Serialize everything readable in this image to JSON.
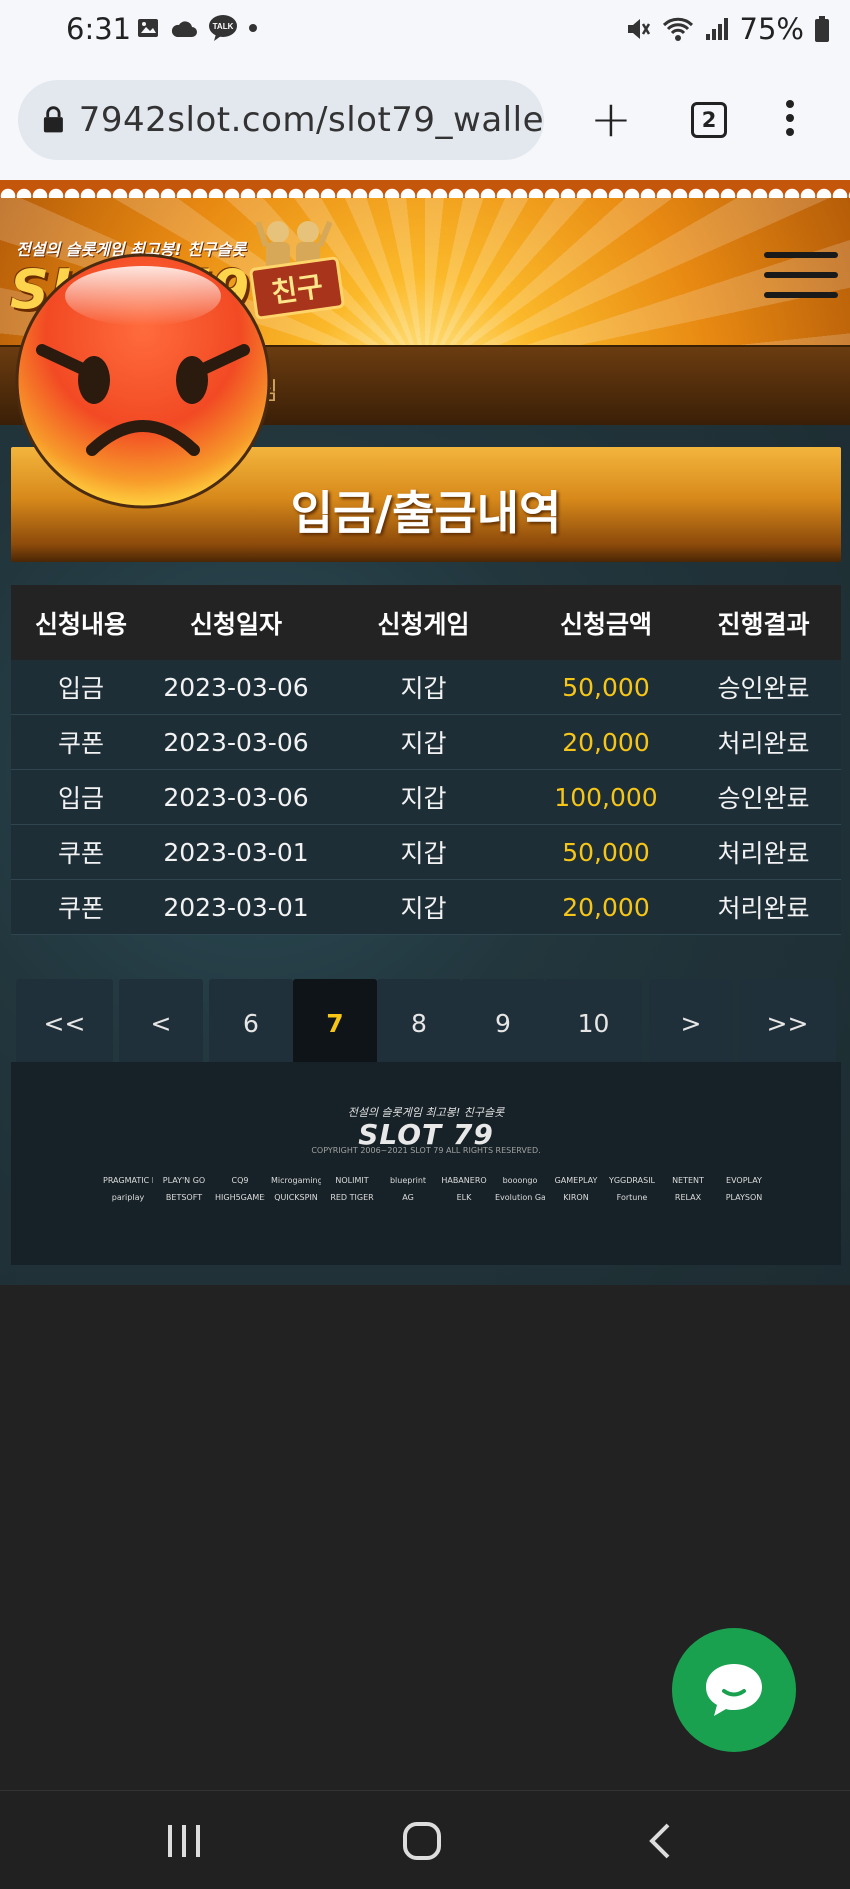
{
  "status_bar": {
    "time": "6:31",
    "battery_pct": "75%"
  },
  "browser": {
    "url": "7942slot.com/slot79_walle",
    "tab_count": "2"
  },
  "site": {
    "tagline": "전설의 슬롯게임 최고봉! 친구슬롯",
    "logo_text": "SLOT79",
    "logo_badge": "친구",
    "subnav_text": "님"
  },
  "page": {
    "title": "입금/출금내역"
  },
  "table": {
    "headers": [
      "신청내용",
      "신청일자",
      "신청게임",
      "신청금액",
      "진행결과"
    ],
    "rows": [
      {
        "type": "입금",
        "date": "2023-03-06",
        "game": "지갑",
        "amount": "50,000",
        "result": "승인완료"
      },
      {
        "type": "쿠폰",
        "date": "2023-03-06",
        "game": "지갑",
        "amount": "20,000",
        "result": "처리완료"
      },
      {
        "type": "입금",
        "date": "2023-03-06",
        "game": "지갑",
        "amount": "100,000",
        "result": "승인완료"
      },
      {
        "type": "쿠폰",
        "date": "2023-03-01",
        "game": "지갑",
        "amount": "50,000",
        "result": "처리완료"
      },
      {
        "type": "쿠폰",
        "date": "2023-03-01",
        "game": "지갑",
        "amount": "20,000",
        "result": "처리완료"
      }
    ]
  },
  "pagination": {
    "first": "<<",
    "prev": "<",
    "pages": [
      "6",
      "7",
      "8",
      "9",
      "10"
    ],
    "current": "7",
    "next": ">",
    "last": ">>"
  },
  "footer": {
    "tagline": "전설의 슬롯게임 최고봉! 친구슬롯",
    "logo": "SLOT 79",
    "copyright": "COPYRIGHT 2006~2021 SLOT 79 ALL RIGHTS RESERVED.",
    "providers": [
      "PRAGMATIC PLAY",
      "PLAY'N GO",
      "CQ9",
      "Microgaming",
      "NOLIMIT",
      "blueprint",
      "HABANERO",
      "booongo",
      "GAMEPLAY",
      "YGGDRASIL",
      "NETENT",
      "EVOPLAY",
      "pariplay",
      "BETSOFT",
      "HIGH5GAMES",
      "QUICKSPIN",
      "RED TIGER",
      "AG",
      "ELK",
      "Evolution Gaming",
      "KIRON",
      "Fortune",
      "RELAX",
      "PLAYSON"
    ]
  },
  "colors": {
    "accent_gold": "#f5c518",
    "chat_green": "#1aa150",
    "row_bg": "#1d2e37"
  },
  "icons": [
    "lock-icon",
    "plus-icon",
    "tab-switcher-icon",
    "more-vert-icon",
    "hamburger-icon",
    "chat-icon",
    "recents-icon",
    "home-icon",
    "back-icon",
    "angry-face-icon"
  ]
}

------------------------------------------------

Task details.
All records above are to be printed exactly, minus the pictures they contain.

Answer in full.
Serialize everything readable in this image to JSON.
{
  "status_bar": {
    "time": "6:31",
    "battery_pct": "75%"
  },
  "browser": {
    "url": "7942slot.com/slot79_walle",
    "tab_count": "2"
  },
  "site": {
    "tagline": "전설의 슬롯게임 최고봉! 친구슬롯",
    "logo_text": "SLOT79",
    "logo_badge": "친구",
    "subnav_text": "님"
  },
  "page": {
    "title": "입금/출금내역"
  },
  "table": {
    "headers": [
      "신청내용",
      "신청일자",
      "신청게임",
      "신청금액",
      "진행결과"
    ],
    "rows": [
      {
        "type": "입금",
        "date": "2023-03-06",
        "game": "지갑",
        "amount": "50,000",
        "result": "승인완료"
      },
      {
        "type": "쿠폰",
        "date": "2023-03-06",
        "game": "지갑",
        "amount": "20,000",
        "result": "처리완료"
      },
      {
        "type": "입금",
        "date": "2023-03-06",
        "game": "지갑",
        "amount": "100,000",
        "result": "승인완료"
      },
      {
        "type": "쿠폰",
        "date": "2023-03-01",
        "game": "지갑",
        "amount": "50,000",
        "result": "처리완료"
      },
      {
        "type": "쿠폰",
        "date": "2023-03-01",
        "game": "지갑",
        "amount": "20,000",
        "result": "처리완료"
      }
    ]
  },
  "pagination": {
    "first": "<<",
    "prev": "<",
    "pages": [
      "6",
      "7",
      "8",
      "9",
      "10"
    ],
    "current": "7",
    "next": ">",
    "last": ">>"
  },
  "footer": {
    "tagline": "전설의 슬롯게임 최고봉! 친구슬롯",
    "logo": "SLOT 79",
    "copyright": "COPYRIGHT 2006~2021 SLOT 79 ALL RIGHTS RESERVED.",
    "providers": [
      "PRAGMATIC PLAY",
      "PLAY'N GO",
      "CQ9",
      "Microgaming",
      "NOLIMIT",
      "blueprint",
      "HABANERO",
      "booongo",
      "GAMEPLAY",
      "YGGDRASIL",
      "NETENT",
      "EVOPLAY",
      "pariplay",
      "BETSOFT",
      "HIGH5GAMES",
      "QUICKSPIN",
      "RED TIGER",
      "AG",
      "ELK",
      "Evolution Gaming",
      "KIRON",
      "Fortune",
      "RELAX",
      "PLAYSON"
    ]
  },
  "colors": {
    "accent_gold": "#f5c518",
    "chat_green": "#1aa150",
    "row_bg": "#1d2e37"
  },
  "icons": [
    "lock-icon",
    "plus-icon",
    "tab-switcher-icon",
    "more-vert-icon",
    "hamburger-icon",
    "chat-icon",
    "recents-icon",
    "home-icon",
    "back-icon",
    "angry-face-icon"
  ]
}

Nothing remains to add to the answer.